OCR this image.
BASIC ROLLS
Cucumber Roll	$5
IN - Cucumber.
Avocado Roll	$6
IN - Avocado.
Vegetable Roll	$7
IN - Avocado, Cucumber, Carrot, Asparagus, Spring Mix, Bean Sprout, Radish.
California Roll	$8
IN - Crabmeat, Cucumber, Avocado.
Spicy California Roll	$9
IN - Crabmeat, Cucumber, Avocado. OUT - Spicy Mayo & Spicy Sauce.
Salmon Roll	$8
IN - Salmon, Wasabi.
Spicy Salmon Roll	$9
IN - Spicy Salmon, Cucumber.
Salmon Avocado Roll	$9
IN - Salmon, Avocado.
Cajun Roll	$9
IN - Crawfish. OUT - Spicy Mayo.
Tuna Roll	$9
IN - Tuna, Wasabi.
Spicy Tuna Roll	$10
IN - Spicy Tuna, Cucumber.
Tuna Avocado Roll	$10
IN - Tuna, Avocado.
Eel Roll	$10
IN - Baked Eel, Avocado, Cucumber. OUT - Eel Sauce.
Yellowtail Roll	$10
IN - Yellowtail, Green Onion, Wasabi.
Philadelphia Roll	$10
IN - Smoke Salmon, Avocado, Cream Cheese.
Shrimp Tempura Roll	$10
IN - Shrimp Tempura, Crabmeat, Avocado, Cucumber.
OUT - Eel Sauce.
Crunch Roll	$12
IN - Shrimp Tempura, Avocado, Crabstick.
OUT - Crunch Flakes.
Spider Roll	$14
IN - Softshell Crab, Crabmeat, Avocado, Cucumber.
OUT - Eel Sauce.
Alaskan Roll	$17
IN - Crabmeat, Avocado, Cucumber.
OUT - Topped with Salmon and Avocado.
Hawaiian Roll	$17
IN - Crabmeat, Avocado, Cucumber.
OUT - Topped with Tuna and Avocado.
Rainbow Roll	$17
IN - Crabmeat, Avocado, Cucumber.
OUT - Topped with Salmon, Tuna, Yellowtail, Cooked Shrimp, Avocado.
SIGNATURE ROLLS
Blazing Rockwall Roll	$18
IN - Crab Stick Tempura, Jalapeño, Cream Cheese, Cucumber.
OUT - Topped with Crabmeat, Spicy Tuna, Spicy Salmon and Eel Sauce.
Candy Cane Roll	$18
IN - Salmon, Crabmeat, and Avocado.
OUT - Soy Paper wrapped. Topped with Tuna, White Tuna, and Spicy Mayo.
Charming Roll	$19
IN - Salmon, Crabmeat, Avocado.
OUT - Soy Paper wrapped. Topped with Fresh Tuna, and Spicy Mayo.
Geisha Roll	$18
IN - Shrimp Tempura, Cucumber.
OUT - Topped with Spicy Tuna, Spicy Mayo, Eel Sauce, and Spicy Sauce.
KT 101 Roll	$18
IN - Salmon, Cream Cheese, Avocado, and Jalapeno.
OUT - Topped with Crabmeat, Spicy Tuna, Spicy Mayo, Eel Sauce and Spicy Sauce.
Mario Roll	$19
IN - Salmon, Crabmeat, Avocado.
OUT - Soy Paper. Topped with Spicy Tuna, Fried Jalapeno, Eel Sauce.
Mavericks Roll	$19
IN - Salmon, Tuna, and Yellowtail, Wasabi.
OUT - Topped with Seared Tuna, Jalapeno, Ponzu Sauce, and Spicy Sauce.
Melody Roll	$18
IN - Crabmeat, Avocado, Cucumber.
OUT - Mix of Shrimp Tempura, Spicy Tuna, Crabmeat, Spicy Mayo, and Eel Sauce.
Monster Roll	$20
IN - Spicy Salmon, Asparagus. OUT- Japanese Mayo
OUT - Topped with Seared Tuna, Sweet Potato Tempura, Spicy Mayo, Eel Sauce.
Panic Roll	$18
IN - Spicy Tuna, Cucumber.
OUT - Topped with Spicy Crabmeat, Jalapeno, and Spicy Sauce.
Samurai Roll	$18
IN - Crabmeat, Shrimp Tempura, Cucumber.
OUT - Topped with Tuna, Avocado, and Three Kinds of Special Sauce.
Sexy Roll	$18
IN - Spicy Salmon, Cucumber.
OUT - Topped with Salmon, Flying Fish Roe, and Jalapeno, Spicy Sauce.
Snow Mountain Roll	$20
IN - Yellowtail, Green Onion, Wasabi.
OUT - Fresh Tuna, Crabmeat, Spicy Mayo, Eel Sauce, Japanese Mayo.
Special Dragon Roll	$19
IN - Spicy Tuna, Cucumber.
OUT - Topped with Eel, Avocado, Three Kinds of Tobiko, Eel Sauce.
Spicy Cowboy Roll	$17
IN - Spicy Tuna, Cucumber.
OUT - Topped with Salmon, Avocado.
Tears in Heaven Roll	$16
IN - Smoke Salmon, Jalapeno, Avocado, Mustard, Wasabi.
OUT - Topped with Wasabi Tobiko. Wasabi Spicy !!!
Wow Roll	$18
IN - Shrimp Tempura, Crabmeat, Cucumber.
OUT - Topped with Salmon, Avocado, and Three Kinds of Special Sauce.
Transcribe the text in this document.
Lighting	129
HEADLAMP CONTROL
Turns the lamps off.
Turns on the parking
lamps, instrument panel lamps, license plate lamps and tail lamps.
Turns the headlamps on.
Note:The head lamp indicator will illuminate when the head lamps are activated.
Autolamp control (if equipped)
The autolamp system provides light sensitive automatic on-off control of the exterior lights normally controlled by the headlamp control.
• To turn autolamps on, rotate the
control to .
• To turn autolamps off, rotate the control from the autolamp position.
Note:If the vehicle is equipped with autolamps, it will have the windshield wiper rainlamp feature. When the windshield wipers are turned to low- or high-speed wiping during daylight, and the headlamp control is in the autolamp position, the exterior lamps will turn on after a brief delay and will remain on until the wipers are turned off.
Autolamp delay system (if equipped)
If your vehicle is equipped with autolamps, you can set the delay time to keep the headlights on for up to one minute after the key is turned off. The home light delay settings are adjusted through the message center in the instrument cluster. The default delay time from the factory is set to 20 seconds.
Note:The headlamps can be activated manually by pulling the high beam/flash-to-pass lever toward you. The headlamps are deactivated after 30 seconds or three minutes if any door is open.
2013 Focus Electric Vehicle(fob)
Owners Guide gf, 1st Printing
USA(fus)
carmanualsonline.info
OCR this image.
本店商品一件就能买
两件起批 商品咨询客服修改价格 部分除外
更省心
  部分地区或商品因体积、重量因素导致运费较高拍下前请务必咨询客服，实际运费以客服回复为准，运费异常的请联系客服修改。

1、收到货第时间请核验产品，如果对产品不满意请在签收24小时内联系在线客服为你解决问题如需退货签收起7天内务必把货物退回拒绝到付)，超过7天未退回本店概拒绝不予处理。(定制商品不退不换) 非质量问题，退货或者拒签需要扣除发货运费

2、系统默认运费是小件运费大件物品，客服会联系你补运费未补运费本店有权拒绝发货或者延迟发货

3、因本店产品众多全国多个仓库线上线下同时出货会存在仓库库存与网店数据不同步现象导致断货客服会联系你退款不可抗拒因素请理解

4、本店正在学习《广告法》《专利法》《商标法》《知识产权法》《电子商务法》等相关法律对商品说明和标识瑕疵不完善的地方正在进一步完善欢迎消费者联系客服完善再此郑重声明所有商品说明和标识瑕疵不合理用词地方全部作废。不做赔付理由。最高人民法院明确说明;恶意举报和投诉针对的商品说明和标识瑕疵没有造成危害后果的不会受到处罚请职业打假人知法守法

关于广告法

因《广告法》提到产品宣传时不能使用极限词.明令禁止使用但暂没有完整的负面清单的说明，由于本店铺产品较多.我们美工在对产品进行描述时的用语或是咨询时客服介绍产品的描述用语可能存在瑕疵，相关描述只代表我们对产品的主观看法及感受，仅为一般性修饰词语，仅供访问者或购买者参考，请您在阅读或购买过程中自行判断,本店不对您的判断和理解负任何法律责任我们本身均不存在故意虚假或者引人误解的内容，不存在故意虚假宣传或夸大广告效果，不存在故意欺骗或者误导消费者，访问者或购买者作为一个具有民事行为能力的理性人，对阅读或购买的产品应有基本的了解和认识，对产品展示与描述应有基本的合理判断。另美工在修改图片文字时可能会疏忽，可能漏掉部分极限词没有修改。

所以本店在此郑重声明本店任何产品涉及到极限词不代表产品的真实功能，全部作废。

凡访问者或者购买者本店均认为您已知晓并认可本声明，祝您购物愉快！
..........
What to work on:
From the listing above, copy out each line where the word "Kinds" appears.

Full output:
OUT - Topped with Tuna, Avocado, and Three Kinds of Special Sauce.
OUT - Topped with Eel, Avocado, Three Kinds of Tobiko, Eel Sauce.
OUT - Topped with Salmon, Avocado, and Three Kinds of Special Sauce.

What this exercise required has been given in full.